= Goal =
Your task is to gather the lines below that hold the string "sont".

Saved entries:
^^^^^^^^

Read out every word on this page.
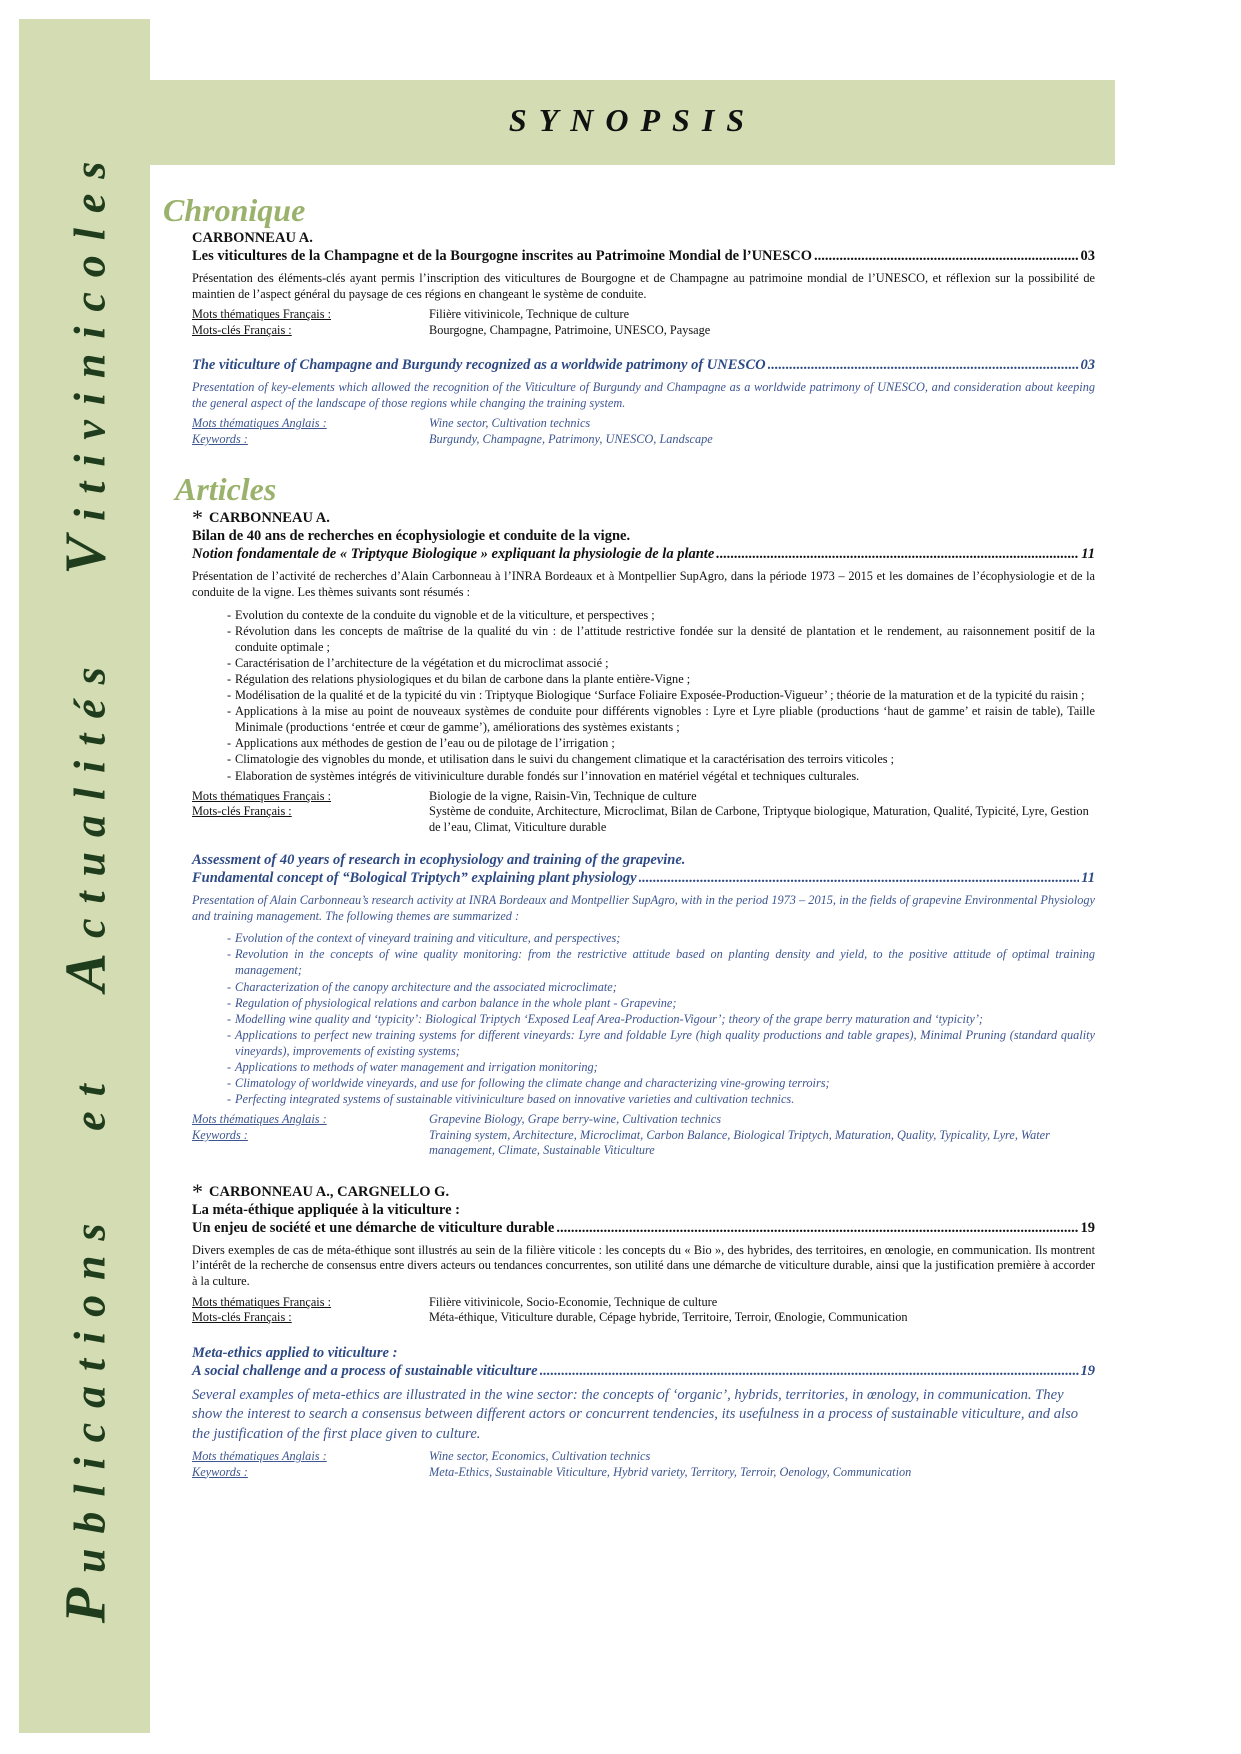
Publications   et   Actualités   Vitivinicoles
SYNOPSIS
Chronique
CARBONNEAU A.
Les viticultures de la Champagne et de la Bourgogne inscrites au Patrimoine Mondial de l’UNESCO .....	03
Présentation des éléments-clés ayant permis l’inscription des viticultures de Bourgogne et de Champagne au patrimoine mondial de l’UNESCO, et réflexion sur la possibilité de maintien de l’aspect général du paysage de ces régions en changeant le système de conduite.
Mots thématiques Français :	Filière vitivinicole, Technique de culture
Mots-clés Français :	Bourgogne, Champagne, Patrimoine, UNESCO, Paysage
The viticulture of Champagne and Burgundy recognized as a worldwide patrimony of UNESCO .....	03
Presentation of key-elements which allowed the recognition of the Viticulture of Burgundy and Champagne as a worldwide patrimony of UNESCO, and consideration about keeping the general aspect of the landscape of those regions while changing the training system.
Mots thématiques Anglais :	Wine sector, Cultivation technics
Keywords :	Burgundy, Champagne, Patrimony, UNESCO, Landscape
Articles
* CARBONNEAU A.
Bilan de 40 ans de recherches en écophysiologie et conduite de la vigne.
Notion fondamentale de « Triptyque Biologique » expliquant la physiologie de la plante .....	11
Présentation de l’activité de recherches d’Alain Carbonneau à l’INRA Bordeaux et à Montpellier SupAgro, dans la période 1973 – 2015 et les domaines de l’écophysiologie et de la conduite de la vigne. Les thèmes suivants sont résumés :
- Evolution du contexte de la conduite du vignoble et de la viticulture, et perspectives ;
- Révolution dans les concepts de maîtrise de la qualité du vin : de l’attitude restrictive fondée sur la densité de plantation et le rendement, au raisonnement positif de la conduite optimale ;
- Caractérisation de l’architecture de la végétation et du microclimat associé ;
- Régulation des relations physiologiques et du bilan de carbone dans la plante entière-Vigne ;
- Modélisation de la qualité et de la typicité du vin : Triptyque Biologique ‘Surface Foliaire Exposée-Production-Vigueur’ ; théorie de la maturation et de la typicité du raisin ;
- Applications à la mise au point de nouveaux systèmes de conduite pour différents vignobles : Lyre et Lyre pliable (productions ‘haut de gamme’ et raisin de table), Taille Minimale (productions ‘entrée et cœur de gamme’), améliorations des systèmes existants ;
- Applications aux méthodes de gestion de l’eau ou de pilotage de l’irrigation ;
- Climatologie des vignobles du monde, et utilisation dans le suivi du changement climatique et la caractérisation des terroirs viticoles ;
- Elaboration de systèmes intégrés de vitiviniculture durable fondés sur l’innovation en matériel végétal et techniques culturales.
Mots thématiques Français :	Biologie de la vigne, Raisin-Vin, Technique de culture
Mots-clés Français :	Système de conduite, Architecture, Microclimat, Bilan de Carbone, Triptyque biologique, Maturation, Qualité, Typicité, Lyre, Gestion de l’eau, Climat, Viticulture durable
Assessment of 40 years of research in ecophysiology and training of the grapevine.
Fundamental concept of “Bological Triptych” explaining plant physiology .....	11
Presentation of Alain Carbonneau’s research activity at INRA Bordeaux and Montpellier SupAgro, with in the period 1973 – 2015, in the fields of grapevine Environmental Physiology and training management. The following themes are summarized :
- Evolution of the context of vineyard training and viticulture, and perspectives;
- Revolution in the concepts of wine quality monitoring: from the restrictive attitude based on planting density and yield, to the positive attitude of optimal training management;
- Characterization of the canopy architecture and the associated microclimate;
- Regulation of physiological relations and carbon balance in the whole plant - Grapevine;
- Modelling wine quality and ‘typicity’: Biological Triptych ‘Exposed Leaf Area-Production-Vigour’; theory of the grape berry maturation and ‘typicity’;
- Applications to perfect new training systems for different vineyards: Lyre and foldable Lyre (high quality productions and table grapes), Minimal Pruning (standard quality vineyards), improvements of existing systems;
- Applications to methods of water management and irrigation monitoring;
- Climatology of worldwide vineyards, and use for following the climate change and characterizing vine-growing terroirs;
- Perfecting integrated systems of sustainable vitiviniculture based on innovative varieties and cultivation technics.
Mots thématiques Anglais :	Grapevine Biology, Grape berry-wine, Cultivation technics
Keywords :	Training system, Architecture, Microclimat, Carbon Balance, Biological Triptych, Maturation, Quality, Typicality, Lyre, Water management, Climate, Sustainable Viticulture
* CARBONNEAU A., CARGNELLO G.
La méta-éthique appliquée à la viticulture :
Un enjeu de société et une démarche de viticulture durable .....	19
Divers exemples de cas de méta-éthique sont illustrés au sein de la filière viticole : les concepts du « Bio », des hybrides, des territoires, en œnologie, en communication. Ils montrent l’intérêt de la recherche de consensus entre divers acteurs ou tendances concurrentes, son utilité dans une démarche de viticulture durable, ainsi que la justification première à accorder à la culture.
Mots thématiques Français :	Filière vitivinicole, Socio-Economie, Technique de culture
Mots-clés Français :	Méta-éthique, Viticulture durable, Cépage hybride, Territoire, Terroir, Œnologie, Communication
Meta-ethics applied to viticulture :
A social challenge and a process of sustainable viticulture .....	19
Several examples of meta-ethics are illustrated in the wine sector: the concepts of ‘organic’, hybrids, territories, in œnology, in communication. They show the interest to search a consensus between different actors or concurrent tendencies, its usefulness in a process of sustainable viticulture, and also the justification of the first place given to culture.
Mots thématiques Anglais :	Wine sector, Economics, Cultivation technics
Keywords :	Meta-Ethics, Sustainable Viticulture, Hybrid variety, Territory, Terroir, Oenology, Communication
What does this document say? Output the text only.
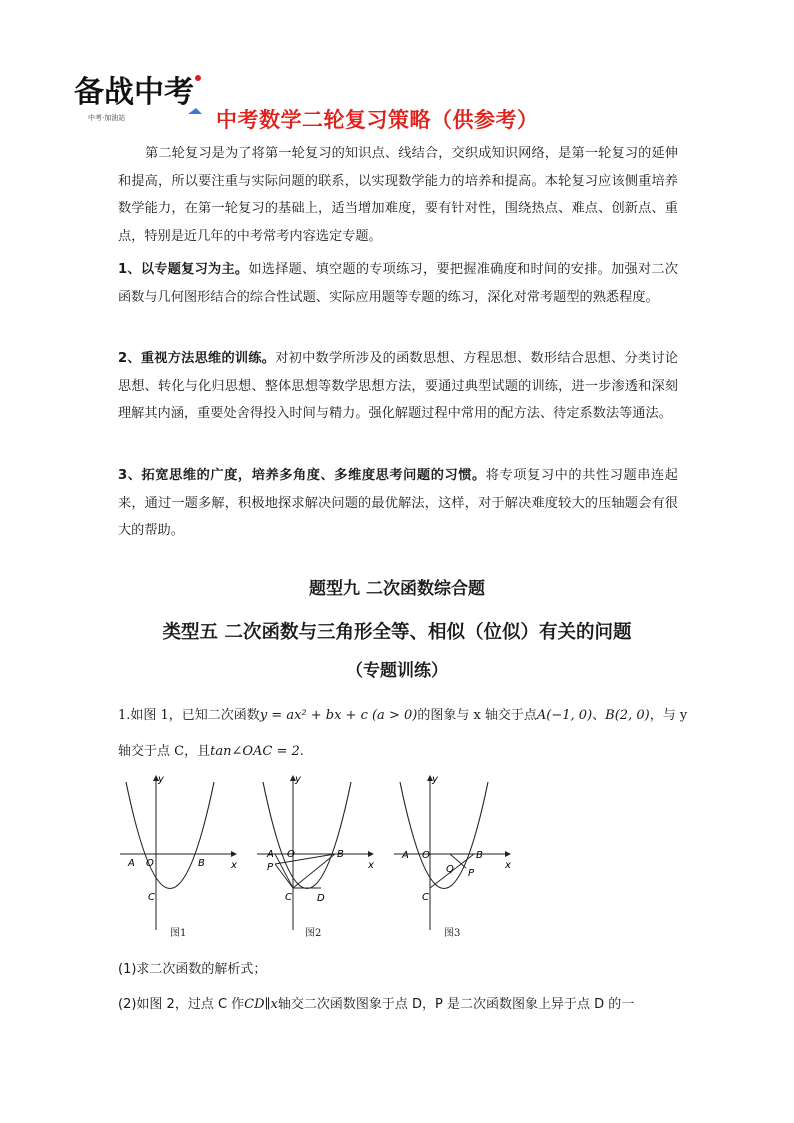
备战中考
中考·加油站	中考数学二轮复习策略（供参考）

第二轮复习是为了将第一轮复习的知识点、线结合，交织成知识网络，是第一轮复习的延伸和提高，所以要注重与实际问题的联系，以实现数学能力的培养和提高。本轮复习应该侧重培养数学能力，在第一轮复习的基础上，适当增加难度，要有针对性，围绕热点、难点、创新点、重点，特别是近几年的中考常考内容选定专题。

1、以专题复习为主。如选择题、填空题的专项练习，要把握准确度和时间的安排。加强对二次函数与几何图形结合的综合性试题、实际应用题等专题的练习，深化对常考题型的熟悉程度。

2、重视方法思维的训练。对初中数学所涉及的函数思想、方程思想、数形结合思想、分类讨论思想、转化与化归思想、整体思想等数学思想方法，要通过典型试题的训练，进一步渗透和深刻理解其内涵，重要处舍得投入时间与精力。强化解题过程中常用的配方法、待定系数法等通法。

3、拓宽思维的广度，培养多角度、多维度思考问题的习惯。将专项复习中的共性习题串连起来，通过一题多解，积极地探求解决问题的最优解法，这样，对于解决难度较大的压轴题会有很大的帮助。

题型九 二次函数综合题
类型五 二次函数与三角形全等、相似（位似）有关的问题
（专题训练）
1.如图 1，已知二次函数y = ax² + bx + c (a > 0)的图象与 x 轴交于点A(−1, 0)、B(2, 0)，与 y
轴交于点 C，且tan∠OAC = 2.
y
x
A O	B
C
图1
y
x
A O	B
P
C	D
图2
y
x
A O	B
Q P
C
图3
(1)求二次函数的解析式；
(2)如图 2，过点 C 作CD∥x轴交二次函数图象于点 D，P 是二次函数图象上异于点 D 的一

^^^^^^^^

= Answer in full =
Présentation de l’activité de recherches d’Alain Carbonneau à l’INRA Bordeaux et à Montpellier SupAgro, dans la période 1973 – 2015 et les domaines de l’écophysiologie et de la conduite de la vigne. Les thèmes suivants sont résumés :
Divers exemples de cas de méta-éthique sont illustrés au sein de la filière viticole : les concepts du « Bio », des hybrides, des territoires, en œnologie, en communication. Ils montrent l’intérêt de la recherche de consensus entre divers acteurs ou tendances concurrentes, son utilité dans une démarche de viticulture durable, ainsi que la justification première à accorder à la culture.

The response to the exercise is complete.